Problem requirements — Extract each line containing the string "TONUSDT".
>> Begin
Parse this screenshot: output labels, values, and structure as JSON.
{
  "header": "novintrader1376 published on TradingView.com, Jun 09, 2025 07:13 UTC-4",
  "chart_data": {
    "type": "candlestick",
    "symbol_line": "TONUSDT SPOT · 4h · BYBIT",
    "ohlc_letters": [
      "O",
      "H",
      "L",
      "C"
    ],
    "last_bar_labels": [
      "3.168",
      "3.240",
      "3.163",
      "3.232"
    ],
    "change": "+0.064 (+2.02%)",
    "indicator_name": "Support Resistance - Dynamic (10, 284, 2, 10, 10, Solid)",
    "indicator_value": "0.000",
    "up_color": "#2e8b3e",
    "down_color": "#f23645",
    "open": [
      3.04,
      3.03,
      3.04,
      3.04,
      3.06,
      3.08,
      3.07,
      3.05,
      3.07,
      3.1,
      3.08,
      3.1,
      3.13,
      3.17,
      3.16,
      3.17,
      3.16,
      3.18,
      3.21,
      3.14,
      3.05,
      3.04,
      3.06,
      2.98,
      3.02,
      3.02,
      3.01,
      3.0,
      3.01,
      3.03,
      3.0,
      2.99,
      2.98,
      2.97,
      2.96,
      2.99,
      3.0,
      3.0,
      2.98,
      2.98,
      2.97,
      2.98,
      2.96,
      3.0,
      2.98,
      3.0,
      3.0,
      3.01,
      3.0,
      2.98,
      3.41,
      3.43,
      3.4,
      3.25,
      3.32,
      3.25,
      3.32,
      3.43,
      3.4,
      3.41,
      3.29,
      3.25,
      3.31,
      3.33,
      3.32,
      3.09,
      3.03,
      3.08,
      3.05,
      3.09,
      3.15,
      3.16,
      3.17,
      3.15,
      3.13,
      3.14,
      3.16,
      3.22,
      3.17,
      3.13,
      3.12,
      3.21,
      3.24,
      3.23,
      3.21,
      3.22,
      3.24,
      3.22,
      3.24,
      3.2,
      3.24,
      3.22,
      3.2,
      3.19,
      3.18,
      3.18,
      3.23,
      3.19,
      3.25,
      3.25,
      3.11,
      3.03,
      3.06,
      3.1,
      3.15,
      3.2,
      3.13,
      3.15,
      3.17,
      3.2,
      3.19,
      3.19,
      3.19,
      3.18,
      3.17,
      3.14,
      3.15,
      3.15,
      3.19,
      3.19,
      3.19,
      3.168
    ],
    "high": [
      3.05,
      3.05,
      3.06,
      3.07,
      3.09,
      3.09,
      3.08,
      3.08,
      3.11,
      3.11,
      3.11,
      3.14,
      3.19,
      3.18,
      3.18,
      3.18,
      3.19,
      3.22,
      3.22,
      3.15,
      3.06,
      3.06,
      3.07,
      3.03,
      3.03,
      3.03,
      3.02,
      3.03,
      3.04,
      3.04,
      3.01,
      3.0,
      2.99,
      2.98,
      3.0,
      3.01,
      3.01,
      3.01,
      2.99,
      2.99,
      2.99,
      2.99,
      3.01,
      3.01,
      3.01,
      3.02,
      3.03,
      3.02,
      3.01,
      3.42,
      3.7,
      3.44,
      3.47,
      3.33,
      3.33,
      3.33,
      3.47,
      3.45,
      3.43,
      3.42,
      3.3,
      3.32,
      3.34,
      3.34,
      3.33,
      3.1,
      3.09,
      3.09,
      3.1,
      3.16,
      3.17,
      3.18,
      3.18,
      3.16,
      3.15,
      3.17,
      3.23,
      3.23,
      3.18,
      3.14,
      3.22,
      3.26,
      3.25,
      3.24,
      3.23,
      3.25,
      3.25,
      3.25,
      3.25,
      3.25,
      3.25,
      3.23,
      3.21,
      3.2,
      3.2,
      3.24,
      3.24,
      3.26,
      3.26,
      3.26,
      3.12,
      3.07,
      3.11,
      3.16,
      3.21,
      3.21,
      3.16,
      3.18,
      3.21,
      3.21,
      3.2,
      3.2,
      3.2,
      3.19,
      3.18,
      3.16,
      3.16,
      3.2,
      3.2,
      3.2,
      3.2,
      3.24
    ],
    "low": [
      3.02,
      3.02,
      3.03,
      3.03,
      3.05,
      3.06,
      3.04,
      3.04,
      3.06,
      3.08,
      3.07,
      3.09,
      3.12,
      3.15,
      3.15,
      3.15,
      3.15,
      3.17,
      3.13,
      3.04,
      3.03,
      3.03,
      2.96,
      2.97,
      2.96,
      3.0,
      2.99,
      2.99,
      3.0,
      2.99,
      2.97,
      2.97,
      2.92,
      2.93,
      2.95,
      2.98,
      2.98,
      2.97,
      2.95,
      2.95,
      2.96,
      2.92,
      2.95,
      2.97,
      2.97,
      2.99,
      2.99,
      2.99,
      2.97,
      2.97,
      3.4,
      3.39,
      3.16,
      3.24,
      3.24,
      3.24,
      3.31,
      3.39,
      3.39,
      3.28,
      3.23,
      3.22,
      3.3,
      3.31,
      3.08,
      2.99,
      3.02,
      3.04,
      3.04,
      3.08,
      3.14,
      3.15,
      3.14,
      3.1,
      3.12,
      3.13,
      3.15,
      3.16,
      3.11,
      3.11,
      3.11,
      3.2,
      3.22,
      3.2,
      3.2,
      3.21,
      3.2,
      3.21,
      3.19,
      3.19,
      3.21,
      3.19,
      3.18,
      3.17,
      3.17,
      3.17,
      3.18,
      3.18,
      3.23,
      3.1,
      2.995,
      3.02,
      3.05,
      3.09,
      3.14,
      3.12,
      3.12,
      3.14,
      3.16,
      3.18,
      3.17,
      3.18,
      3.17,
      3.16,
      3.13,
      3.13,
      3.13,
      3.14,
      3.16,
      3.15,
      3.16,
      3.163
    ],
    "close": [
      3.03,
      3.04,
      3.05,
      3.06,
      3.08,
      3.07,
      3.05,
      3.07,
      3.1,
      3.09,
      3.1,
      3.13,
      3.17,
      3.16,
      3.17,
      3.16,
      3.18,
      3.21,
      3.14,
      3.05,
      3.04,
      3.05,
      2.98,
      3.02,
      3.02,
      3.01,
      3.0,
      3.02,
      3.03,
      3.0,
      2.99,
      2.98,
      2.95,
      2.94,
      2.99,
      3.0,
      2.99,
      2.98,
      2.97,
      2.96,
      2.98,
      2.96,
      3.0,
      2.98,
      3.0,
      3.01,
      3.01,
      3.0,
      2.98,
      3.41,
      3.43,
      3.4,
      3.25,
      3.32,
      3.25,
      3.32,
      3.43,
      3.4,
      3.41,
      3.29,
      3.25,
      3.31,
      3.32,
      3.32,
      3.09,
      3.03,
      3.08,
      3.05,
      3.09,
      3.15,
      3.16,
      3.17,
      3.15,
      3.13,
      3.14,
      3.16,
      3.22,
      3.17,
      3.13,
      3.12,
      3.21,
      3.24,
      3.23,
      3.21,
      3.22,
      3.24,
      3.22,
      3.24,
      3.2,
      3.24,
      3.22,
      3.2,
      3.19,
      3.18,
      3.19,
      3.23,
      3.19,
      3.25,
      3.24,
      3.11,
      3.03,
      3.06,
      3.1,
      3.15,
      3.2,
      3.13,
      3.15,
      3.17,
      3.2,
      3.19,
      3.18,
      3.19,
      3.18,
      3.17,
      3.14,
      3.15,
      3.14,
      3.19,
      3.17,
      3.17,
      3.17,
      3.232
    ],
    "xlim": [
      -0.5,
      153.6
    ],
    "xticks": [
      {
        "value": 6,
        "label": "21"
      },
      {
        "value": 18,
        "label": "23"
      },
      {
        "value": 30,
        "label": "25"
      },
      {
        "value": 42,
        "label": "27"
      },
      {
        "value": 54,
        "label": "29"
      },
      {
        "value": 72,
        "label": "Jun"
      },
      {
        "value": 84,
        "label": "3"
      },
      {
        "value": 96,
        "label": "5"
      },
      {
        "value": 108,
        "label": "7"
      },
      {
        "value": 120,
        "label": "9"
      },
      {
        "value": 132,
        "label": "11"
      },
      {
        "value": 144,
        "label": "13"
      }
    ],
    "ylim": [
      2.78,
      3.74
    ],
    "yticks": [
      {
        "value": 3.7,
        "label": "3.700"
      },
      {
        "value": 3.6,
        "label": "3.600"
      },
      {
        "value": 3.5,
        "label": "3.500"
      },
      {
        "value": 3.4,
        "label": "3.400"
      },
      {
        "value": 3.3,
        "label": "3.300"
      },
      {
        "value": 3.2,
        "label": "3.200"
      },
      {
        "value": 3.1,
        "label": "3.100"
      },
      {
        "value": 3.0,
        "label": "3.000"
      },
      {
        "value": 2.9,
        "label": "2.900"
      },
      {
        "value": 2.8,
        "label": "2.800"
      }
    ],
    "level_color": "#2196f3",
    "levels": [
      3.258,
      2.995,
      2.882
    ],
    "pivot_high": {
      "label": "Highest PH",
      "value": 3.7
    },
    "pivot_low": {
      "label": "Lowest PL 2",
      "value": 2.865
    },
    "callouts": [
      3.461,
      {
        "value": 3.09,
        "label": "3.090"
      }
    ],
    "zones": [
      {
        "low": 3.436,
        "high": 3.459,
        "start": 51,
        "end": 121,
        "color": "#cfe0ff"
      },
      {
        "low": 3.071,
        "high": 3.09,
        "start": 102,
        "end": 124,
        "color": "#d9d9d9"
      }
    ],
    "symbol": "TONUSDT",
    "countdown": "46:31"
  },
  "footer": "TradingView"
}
>> End
Correct output —
    "symbol_line": "TONUSDT SPOT · 4h · BYBIT",
    "symbol": "TONUSDT",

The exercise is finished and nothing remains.